**Problem to solve:**
Show every line of the records below that contains the word "this".
======== Dataset records ========
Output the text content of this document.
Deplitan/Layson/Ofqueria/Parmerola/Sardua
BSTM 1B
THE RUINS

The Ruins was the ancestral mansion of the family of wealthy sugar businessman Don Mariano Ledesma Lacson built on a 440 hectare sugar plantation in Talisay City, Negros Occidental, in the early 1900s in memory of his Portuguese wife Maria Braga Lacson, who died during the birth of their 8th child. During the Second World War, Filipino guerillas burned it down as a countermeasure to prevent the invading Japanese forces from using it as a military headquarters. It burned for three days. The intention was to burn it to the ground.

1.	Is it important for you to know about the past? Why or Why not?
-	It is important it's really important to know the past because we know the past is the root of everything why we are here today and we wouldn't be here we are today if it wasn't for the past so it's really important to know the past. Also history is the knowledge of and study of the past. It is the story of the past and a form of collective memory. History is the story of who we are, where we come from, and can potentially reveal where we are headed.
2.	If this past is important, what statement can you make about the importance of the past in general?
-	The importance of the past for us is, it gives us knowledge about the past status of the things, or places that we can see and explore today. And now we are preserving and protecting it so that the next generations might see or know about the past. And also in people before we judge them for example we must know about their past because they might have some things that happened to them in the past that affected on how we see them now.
========
**Full answer:**
Output the text content of this document.
2.	If this past is important, what statement can you make about the importance of the past in general?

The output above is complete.